Entries from a dataset
++++++++++++++++++++
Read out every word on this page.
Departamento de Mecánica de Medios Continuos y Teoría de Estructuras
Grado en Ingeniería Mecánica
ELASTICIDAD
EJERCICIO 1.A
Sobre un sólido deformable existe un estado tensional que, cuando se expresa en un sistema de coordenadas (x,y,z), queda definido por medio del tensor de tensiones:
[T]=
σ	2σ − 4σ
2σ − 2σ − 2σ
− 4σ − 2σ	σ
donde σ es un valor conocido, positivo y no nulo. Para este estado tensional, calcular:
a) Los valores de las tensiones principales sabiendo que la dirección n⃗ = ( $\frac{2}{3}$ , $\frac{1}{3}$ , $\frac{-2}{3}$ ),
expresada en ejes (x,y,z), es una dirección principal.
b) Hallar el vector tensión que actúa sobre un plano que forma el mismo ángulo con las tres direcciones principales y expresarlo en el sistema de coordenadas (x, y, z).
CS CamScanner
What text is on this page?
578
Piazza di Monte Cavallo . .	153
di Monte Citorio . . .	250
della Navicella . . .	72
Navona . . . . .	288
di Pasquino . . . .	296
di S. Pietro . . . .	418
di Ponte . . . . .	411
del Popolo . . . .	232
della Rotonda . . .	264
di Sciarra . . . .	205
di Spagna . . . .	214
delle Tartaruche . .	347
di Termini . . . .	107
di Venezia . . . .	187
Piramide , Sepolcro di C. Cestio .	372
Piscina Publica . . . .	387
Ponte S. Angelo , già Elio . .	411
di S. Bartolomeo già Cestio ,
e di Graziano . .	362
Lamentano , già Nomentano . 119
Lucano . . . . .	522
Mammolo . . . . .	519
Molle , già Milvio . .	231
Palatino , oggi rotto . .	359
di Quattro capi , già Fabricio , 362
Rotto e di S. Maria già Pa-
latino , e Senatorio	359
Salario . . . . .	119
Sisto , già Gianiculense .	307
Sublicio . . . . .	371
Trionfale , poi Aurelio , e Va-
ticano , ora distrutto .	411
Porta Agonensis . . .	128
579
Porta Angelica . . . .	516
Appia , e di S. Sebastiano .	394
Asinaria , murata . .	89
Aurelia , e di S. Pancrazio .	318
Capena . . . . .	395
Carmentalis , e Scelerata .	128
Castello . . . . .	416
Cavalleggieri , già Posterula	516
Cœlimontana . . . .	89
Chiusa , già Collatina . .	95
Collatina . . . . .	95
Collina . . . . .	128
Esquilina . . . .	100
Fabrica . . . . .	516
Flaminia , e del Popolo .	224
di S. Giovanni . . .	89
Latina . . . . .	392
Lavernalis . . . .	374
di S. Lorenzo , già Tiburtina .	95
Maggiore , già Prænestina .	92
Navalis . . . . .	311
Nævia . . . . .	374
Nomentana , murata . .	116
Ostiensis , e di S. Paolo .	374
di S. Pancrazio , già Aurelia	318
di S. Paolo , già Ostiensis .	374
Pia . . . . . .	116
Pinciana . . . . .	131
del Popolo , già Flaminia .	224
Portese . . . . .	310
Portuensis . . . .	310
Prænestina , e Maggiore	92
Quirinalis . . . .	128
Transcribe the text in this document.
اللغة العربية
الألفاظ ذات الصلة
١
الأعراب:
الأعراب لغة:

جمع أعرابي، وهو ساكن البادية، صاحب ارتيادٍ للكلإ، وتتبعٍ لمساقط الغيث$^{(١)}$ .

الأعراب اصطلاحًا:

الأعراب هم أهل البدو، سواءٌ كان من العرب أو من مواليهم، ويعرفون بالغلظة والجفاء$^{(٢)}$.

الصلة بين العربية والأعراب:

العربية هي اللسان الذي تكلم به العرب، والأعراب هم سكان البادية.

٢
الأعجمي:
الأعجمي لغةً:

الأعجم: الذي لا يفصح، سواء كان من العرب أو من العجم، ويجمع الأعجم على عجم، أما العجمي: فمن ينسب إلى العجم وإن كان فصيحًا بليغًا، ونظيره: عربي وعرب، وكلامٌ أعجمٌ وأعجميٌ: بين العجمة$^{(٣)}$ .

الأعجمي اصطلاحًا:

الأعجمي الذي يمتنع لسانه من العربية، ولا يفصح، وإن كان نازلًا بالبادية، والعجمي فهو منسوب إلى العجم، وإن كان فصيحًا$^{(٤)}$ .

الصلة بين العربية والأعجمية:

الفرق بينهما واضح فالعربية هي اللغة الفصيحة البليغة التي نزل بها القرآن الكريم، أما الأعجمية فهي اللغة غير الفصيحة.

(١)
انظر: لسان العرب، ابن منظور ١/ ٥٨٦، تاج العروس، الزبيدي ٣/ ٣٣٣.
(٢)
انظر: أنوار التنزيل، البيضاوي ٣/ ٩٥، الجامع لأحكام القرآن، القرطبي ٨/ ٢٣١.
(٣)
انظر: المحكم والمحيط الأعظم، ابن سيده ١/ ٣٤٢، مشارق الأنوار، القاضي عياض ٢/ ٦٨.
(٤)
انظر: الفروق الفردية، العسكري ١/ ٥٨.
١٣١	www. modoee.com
++++++++++++++++++++
* [Exercise aim]:
Go through the records and print each one exactly.

* [Answer to this task]:
Read out every word on this page.
Departamento de Mecánica de Medios Continuos y Teoría de Estructuras
Grado en Ingeniería Mecánica
ELASTICIDAD
EJERCICIO 1.A
Sobre un sólido deformable existe un estado tensional que, cuando se expresa en un sistema de coordenadas (x,y,z), queda definido por medio del tensor de tensiones:
[T]=
σ	2σ − 4σ
2σ − 2σ − 2σ
− 4σ − 2σ	σ
donde σ es un valor conocido, positivo y no nulo. Para este estado tensional, calcular:
a) Los valores de las tensiones principales sabiendo que la dirección n⃗ = ( $\frac{2}{3}$ , $\frac{1}{3}$ , $\frac{-2}{3}$ ),
expresada en ejes (x,y,z), es una dirección principal.
b) Hallar el vector tensión que actúa sobre un plano que forma el mismo ángulo con las tres direcciones principales y expresarlo en el sistema de coordenadas (x, y, z).
CS CamScanner
What text is on this page?
578
Piazza di Monte Cavallo . .	153
di Monte Citorio . . .	250
della Navicella . . .	72
Navona . . . . .	288
di Pasquino . . . .	296
di S. Pietro . . . .	418
di Ponte . . . . .	411
del Popolo . . . .	232
della Rotonda . . .	264
di Sciarra . . . .	205
di Spagna . . . .	214
delle Tartaruche . .	347
di Termini . . . .	107
di Venezia . . . .	187
Piramide , Sepolcro di C. Cestio .	372
Piscina Publica . . . .	387
Ponte S. Angelo , già Elio . .	411
di S. Bartolomeo già Cestio ,
e di Graziano . .	362
Lamentano , già Nomentano . 119
Lucano . . . . .	522
Mammolo . . . . .	519
Molle , già Milvio . .	231
Palatino , oggi rotto . .	359
di Quattro capi , già Fabricio , 362
Rotto e di S. Maria già Pa-
latino , e Senatorio	359
Salario . . . . .	119
Sisto , già Gianiculense .	307
Sublicio . . . . .	371
Trionfale , poi Aurelio , e Va-
ticano , ora distrutto .	411
Porta Agonensis . . .	128
579
Porta Angelica . . . .	516
Appia , e di S. Sebastiano .	394
Asinaria , murata . .	89
Aurelia , e di S. Pancrazio .	318
Capena . . . . .	395
Carmentalis , e Scelerata .	128
Castello . . . . .	416
Cavalleggieri , già Posterula	516
Cœlimontana . . . .	89
Chiusa , già Collatina . .	95
Collatina . . . . .	95
Collina . . . . .	128
Esquilina . . . .	100
Fabrica . . . . .	516
Flaminia , e del Popolo .	224
di S. Giovanni . . .	89
Latina . . . . .	392
Lavernalis . . . .	374
di S. Lorenzo , già Tiburtina .	95
Maggiore , già Prænestina .	92
Navalis . . . . .	311
Nævia . . . . .	374
Nomentana , murata . .	116
Ostiensis , e di S. Paolo .	374
di S. Pancrazio , già Aurelia	318
di S. Paolo , già Ostiensis .	374
Pia . . . . . .	116
Pinciana . . . . .	131
del Popolo , già Flaminia .	224
Portese . . . . .	310
Portuensis . . . .	310
Prænestina , e Maggiore	92
Quirinalis . . . .	128
Transcribe the text in this document.
اللغة العربية
الألفاظ ذات الصلة
١
الأعراب:
الأعراب لغة:

جمع أعرابي، وهو ساكن البادية، صاحب ارتيادٍ للكلإ، وتتبعٍ لمساقط الغيث$^{(١)}$ .

الأعراب اصطلاحًا:

الأعراب هم أهل البدو، سواءٌ كان من العرب أو من مواليهم، ويعرفون بالغلظة والجفاء$^{(٢)}$.

الصلة بين العربية والأعراب:

العربية هي اللسان الذي تكلم به العرب، والأعراب هم سكان البادية.

٢
الأعجمي:
الأعجمي لغةً:

الأعجم: الذي لا يفصح، سواء كان من العرب أو من العجم، ويجمع الأعجم على عجم، أما العجمي: فمن ينسب إلى العجم وإن كان فصيحًا بليغًا، ونظيره: عربي وعرب، وكلامٌ أعجمٌ وأعجميٌ: بين العجمة$^{(٣)}$ .

الأعجمي اصطلاحًا:

الأعجمي الذي يمتنع لسانه من العربية، ولا يفصح، وإن كان نازلًا بالبادية، والعجمي فهو منسوب إلى العجم، وإن كان فصيحًا$^{(٤)}$ .

الصلة بين العربية والأعجمية:

الفرق بينهما واضح فالعربية هي اللغة الفصيحة البليغة التي نزل بها القرآن الكريم، أما الأعجمية فهي اللغة غير الفصيحة.

(١)
انظر: لسان العرب، ابن منظور ١/ ٥٨٦، تاج العروس، الزبيدي ٣/ ٣٣٣.
(٢)
انظر: أنوار التنزيل، البيضاوي ٣/ ٩٥، الجامع لأحكام القرآن، القرطبي ٨/ ٢٣١.
(٣)
انظر: المحكم والمحيط الأعظم، ابن سيده ١/ ٣٤٢، مشارق الأنوار، القاضي عياض ٢/ ٦٨.
(٤)
انظر: الفروق الفردية، العسكري ١/ ٥٨.
١٣١	www. modoee.com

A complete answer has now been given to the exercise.